__Instructions to follow__:
Reproduce only the lines that begin at the line with "Give me a plain-text" and run to the end of the entries; omit every picture.

####################

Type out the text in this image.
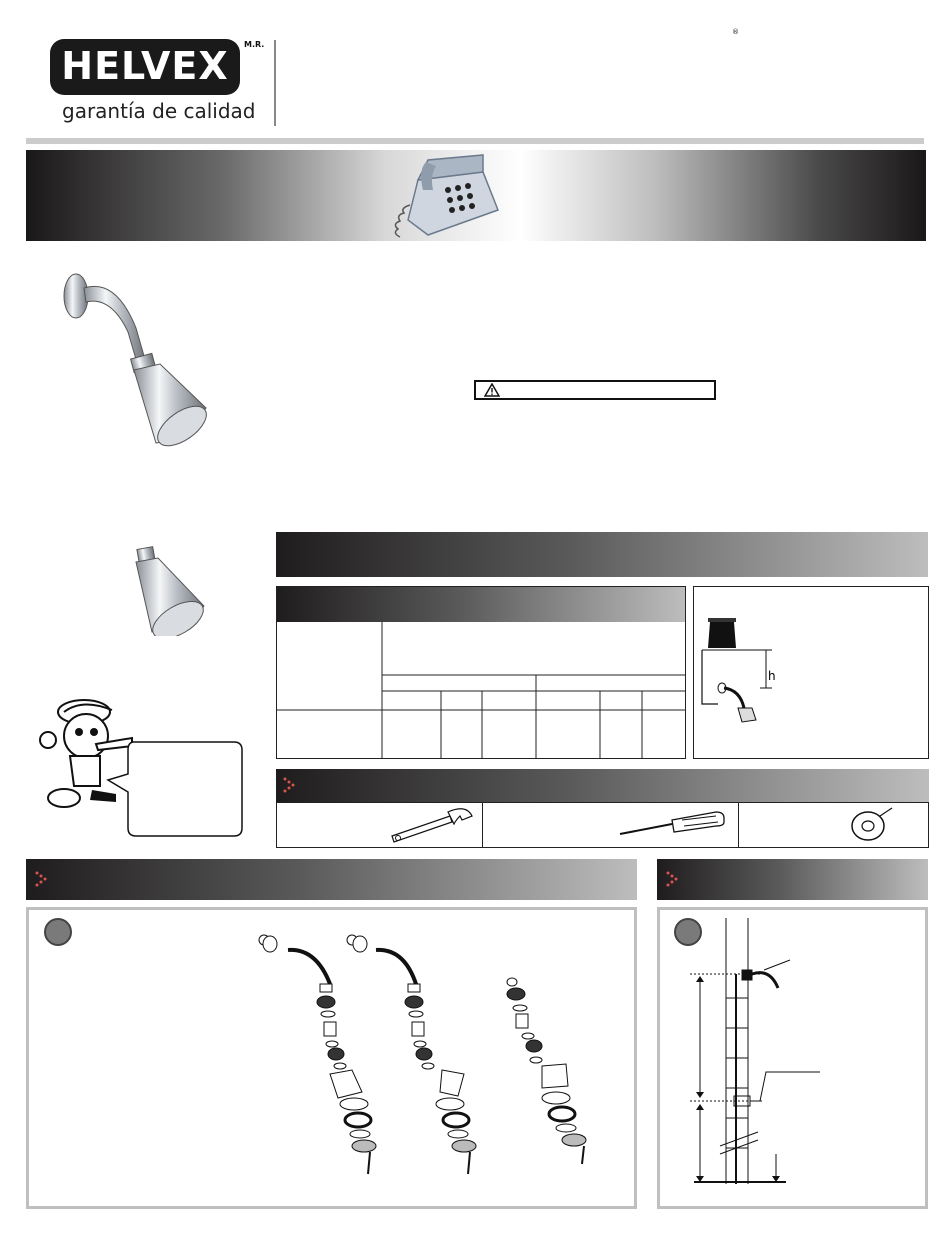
HELVEX	M.R.
garantía de calidad
®
h
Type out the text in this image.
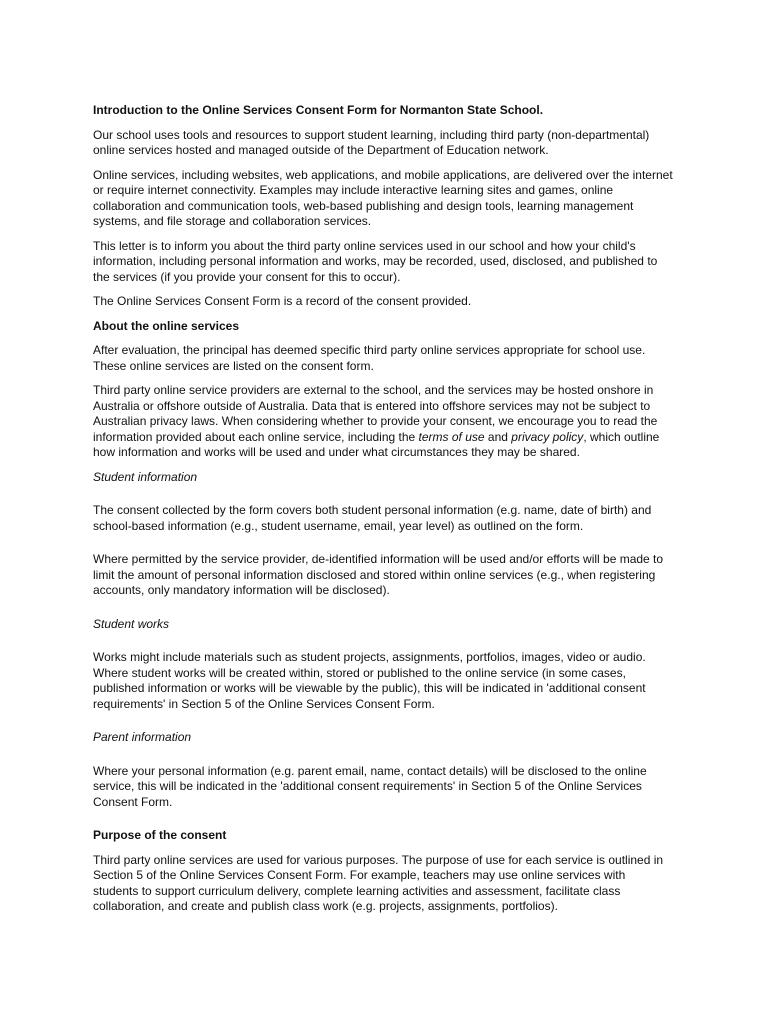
Introduction to the Online Services Consent Form for Normanton State School.

Our school uses tools and resources to support student learning, including third party (non-departmental) online services hosted and managed outside of the Department of Education network.

Online services, including websites, web applications, and mobile applications, are delivered over the internet or require internet connectivity. Examples may include interactive learning sites and games, online collaboration and communication tools, web-based publishing and design tools, learning management systems, and file storage and collaboration services.

This letter is to inform you about the third party online services used in our school and how your child's information, including personal information and works, may be recorded, used, disclosed, and published to the services (if you provide your consent for this to occur).

The Online Services Consent Form is a record of the consent provided.

About the online services

After evaluation, the principal has deemed specific third party online services appropriate for school use. These online services are listed on the consent form.

Third party online service providers are external to the school, and the services may be hosted onshore in Australia or offshore outside of Australia. Data that is entered into offshore services may not be subject to Australian privacy laws. When considering whether to provide your consent, we encourage you to read the information provided about each online service, including the terms of use and privacy policy, which outline how information and works will be used and under what circumstances they may be shared.

Student information

The consent collected by the form covers both student personal information (e.g. name, date of birth) and school-based information (e.g., student username, email, year level) as outlined on the form.

Where permitted by the service provider, de-identified information will be used and/or efforts will be made to limit the amount of personal information disclosed and stored within online services (e.g., when registering accounts, only mandatory information will be disclosed).

Student works

Works might include materials such as student projects, assignments, portfolios, images, video or audio. Where student works will be created within, stored or published to the online service (in some cases, published information or works will be viewable by the public), this will be indicated in 'additional consent requirements' in Section 5 of the Online Services Consent Form.

Parent information

Where your personal information (e.g. parent email, name, contact details) will be disclosed to the online service, this will be indicated in the 'additional consent requirements' in Section 5 of the Online Services Consent Form.

Purpose of the consent

Third party online services are used for various purposes. The purpose of use for each service is outlined in Section 5 of the Online Services Consent Form. For example, teachers may use online services with students to support curriculum delivery, complete learning activities and assessment, facilitate class collaboration, and create and publish class work (e.g. projects, assignments, portfolios).
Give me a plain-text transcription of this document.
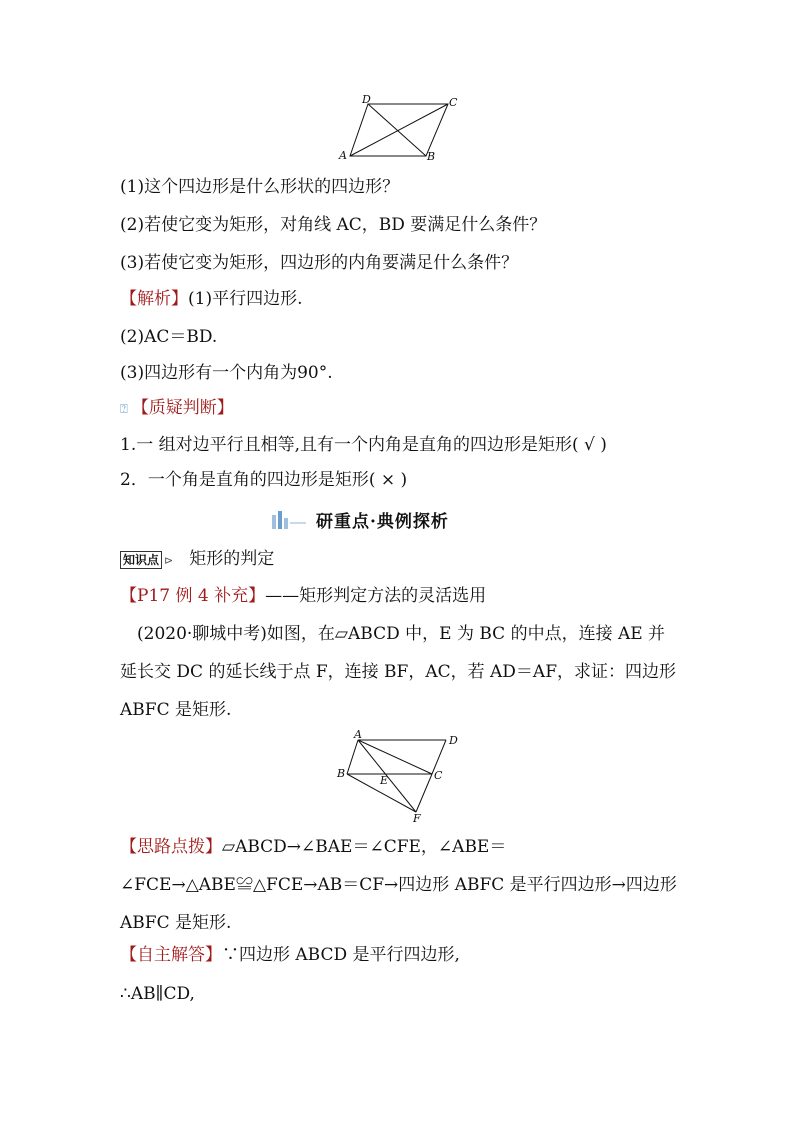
D	C
A	B
(1)这个四边形是什么形状的四边形？
(2)若使它变为矩形，对角线 AC，BD 要满足什么条件？
(3)若使它变为矩形，四边形的内角要满足什么条件？
【解析】(1)平行四边形.
(2)AC＝BD.
(3)四边形有一个内角为90°.
⍰ 【质疑判断】
1.一 组对边平行且相等,且有一个内角是直角的四边形是矩形( √ )
2．一个角是直角的四边形是矩形( × )
研重点·典例探析
知识点 ⊳ 矩形的判定
【P17 例 4 补充】——矩形判定方法的灵活选用
(2020·聊城中考)如图，在▱ABCD 中，E 为 BC 的中点，连接 AE 并延长交 DC 的延长线于点 F，连接 BF，AC，若 AD＝AF，求证：四边形 ABFC 是矩形.
A	D
B	C
E
F
【思路点拨】▱ABCD→∠BAE＝∠CFE，∠ABE＝∠FCE→△ABE≌△FCE→AB＝CF→四边形 ABFC 是平行四边形→四边形 ABFC 是矩形.
【自主解答】∵四边形 ABCD 是平行四边形,
∴AB∥CD,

####################

__Correct response__:
Give me a plain-text transcription of this document.
D	C
A	B
(1)这个四边形是什么形状的四边形？
(2)若使它变为矩形，对角线 AC，BD 要满足什么条件？
(3)若使它变为矩形，四边形的内角要满足什么条件？
【解析】(1)平行四边形.
(2)AC＝BD.
(3)四边形有一个内角为90°.
⍰ 【质疑判断】
1.一 组对边平行且相等,且有一个内角是直角的四边形是矩形( √ )
2．一个角是直角的四边形是矩形( × )
研重点·典例探析
知识点 ⊳ 矩形的判定
【P17 例 4 补充】——矩形判定方法的灵活选用
(2020·聊城中考)如图，在▱ABCD 中，E 为 BC 的中点，连接 AE 并延长交 DC 的延长线于点 F，连接 BF，AC，若 AD＝AF，求证：四边形 ABFC 是矩形.
A	D
B	C
E
F
【思路点拨】▱ABCD→∠BAE＝∠CFE，∠ABE＝∠FCE→△ABE≌△FCE→AB＝CF→四边形 ABFC 是平行四边形→四边形 ABFC 是矩形.
【自主解答】∵四边形 ABCD 是平行四边形,
∴AB∥CD,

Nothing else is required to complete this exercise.